[A block of data]
====

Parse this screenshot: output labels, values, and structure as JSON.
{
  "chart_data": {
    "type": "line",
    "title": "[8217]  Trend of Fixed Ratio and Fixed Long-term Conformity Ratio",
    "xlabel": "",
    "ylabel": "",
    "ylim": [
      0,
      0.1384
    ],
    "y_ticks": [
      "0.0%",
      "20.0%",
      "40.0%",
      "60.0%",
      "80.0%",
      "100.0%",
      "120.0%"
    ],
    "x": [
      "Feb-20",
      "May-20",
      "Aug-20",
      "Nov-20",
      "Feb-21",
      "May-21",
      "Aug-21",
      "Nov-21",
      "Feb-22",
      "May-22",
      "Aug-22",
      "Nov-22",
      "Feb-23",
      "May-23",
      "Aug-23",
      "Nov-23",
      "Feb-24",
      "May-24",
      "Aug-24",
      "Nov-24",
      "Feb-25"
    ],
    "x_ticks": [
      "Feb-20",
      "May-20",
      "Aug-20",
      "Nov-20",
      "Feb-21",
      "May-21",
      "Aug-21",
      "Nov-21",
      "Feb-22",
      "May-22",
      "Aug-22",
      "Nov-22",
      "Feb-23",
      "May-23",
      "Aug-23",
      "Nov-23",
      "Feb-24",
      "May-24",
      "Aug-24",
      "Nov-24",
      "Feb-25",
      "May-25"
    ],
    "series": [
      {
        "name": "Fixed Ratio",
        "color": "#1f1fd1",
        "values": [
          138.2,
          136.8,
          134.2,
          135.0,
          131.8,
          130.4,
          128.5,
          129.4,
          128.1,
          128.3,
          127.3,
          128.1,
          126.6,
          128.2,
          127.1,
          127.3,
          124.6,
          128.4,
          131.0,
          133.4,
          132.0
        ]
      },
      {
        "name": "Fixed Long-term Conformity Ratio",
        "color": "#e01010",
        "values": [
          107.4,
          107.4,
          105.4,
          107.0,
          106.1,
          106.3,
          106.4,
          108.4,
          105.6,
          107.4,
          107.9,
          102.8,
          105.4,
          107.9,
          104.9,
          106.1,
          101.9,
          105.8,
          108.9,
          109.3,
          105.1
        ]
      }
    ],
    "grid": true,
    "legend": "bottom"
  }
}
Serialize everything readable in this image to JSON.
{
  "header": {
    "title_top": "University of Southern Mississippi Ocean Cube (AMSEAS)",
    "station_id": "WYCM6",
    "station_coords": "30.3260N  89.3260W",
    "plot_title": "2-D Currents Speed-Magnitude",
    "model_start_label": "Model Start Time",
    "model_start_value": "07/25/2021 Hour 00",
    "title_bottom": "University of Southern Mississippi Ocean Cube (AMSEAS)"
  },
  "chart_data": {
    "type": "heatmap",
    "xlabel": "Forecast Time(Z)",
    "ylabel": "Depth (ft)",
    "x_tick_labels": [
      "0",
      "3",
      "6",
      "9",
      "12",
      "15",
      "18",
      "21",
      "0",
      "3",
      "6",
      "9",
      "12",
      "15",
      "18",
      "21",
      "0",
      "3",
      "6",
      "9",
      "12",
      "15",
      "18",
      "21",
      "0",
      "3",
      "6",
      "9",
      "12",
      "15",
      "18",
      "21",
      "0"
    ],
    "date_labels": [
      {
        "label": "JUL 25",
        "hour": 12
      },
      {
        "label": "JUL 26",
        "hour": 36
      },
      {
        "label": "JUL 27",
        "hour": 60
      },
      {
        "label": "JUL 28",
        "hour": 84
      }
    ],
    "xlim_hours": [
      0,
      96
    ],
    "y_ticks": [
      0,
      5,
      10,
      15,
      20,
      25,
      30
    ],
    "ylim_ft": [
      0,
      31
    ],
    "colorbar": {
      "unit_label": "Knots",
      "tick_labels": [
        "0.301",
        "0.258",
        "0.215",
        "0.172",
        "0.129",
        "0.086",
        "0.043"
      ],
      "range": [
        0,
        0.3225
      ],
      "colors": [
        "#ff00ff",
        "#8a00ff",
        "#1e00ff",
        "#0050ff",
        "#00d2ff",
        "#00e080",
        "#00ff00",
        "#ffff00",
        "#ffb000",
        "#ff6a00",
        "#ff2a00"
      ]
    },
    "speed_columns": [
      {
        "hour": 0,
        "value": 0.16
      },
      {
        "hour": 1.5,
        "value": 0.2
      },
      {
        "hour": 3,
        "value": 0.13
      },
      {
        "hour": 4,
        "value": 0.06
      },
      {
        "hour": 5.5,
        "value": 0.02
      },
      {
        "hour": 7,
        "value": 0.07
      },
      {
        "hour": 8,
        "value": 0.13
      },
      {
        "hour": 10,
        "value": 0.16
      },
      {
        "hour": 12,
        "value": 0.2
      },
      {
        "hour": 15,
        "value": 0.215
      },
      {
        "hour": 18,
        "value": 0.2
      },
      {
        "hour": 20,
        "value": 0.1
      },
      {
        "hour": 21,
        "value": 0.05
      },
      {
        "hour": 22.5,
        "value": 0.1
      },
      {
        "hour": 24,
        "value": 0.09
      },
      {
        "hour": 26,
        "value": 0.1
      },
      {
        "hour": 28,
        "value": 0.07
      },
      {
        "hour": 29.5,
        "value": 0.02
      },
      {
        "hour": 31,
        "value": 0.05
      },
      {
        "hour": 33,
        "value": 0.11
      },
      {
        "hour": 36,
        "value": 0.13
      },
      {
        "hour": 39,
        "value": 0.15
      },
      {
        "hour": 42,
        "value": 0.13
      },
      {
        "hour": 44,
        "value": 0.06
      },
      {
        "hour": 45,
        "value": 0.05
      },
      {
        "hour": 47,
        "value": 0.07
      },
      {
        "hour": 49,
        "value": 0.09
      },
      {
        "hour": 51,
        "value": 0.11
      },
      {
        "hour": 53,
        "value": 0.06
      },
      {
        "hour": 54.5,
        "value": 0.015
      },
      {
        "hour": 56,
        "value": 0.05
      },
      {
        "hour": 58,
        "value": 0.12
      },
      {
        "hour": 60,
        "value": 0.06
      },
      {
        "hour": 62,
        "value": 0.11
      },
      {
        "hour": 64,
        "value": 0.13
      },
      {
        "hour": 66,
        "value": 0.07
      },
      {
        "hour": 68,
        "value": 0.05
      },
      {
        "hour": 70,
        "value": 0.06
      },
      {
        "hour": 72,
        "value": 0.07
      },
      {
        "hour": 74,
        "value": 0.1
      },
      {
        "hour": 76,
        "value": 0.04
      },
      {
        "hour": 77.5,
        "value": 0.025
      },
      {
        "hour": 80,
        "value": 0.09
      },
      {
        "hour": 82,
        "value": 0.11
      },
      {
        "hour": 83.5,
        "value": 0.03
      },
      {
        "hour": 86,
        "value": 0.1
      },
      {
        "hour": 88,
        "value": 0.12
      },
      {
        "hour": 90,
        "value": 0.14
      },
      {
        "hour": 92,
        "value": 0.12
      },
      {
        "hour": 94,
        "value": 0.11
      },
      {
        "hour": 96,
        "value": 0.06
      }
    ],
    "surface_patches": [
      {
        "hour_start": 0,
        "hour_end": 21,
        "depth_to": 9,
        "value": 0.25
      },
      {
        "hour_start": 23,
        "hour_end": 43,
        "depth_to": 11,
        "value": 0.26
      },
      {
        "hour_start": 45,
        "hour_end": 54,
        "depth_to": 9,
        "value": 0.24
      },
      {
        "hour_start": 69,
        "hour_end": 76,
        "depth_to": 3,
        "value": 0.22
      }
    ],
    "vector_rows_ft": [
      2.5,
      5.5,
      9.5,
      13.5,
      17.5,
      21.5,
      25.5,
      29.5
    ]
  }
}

====

In the records above, locate every line with the string "term" and copy it.

**CORRECT RESULT**
    "title": "[8217]  Trend of Fixed Ratio and Fixed Long-term Conformity Ratio",
        "name": "Fixed Long-term Conformity Ratio",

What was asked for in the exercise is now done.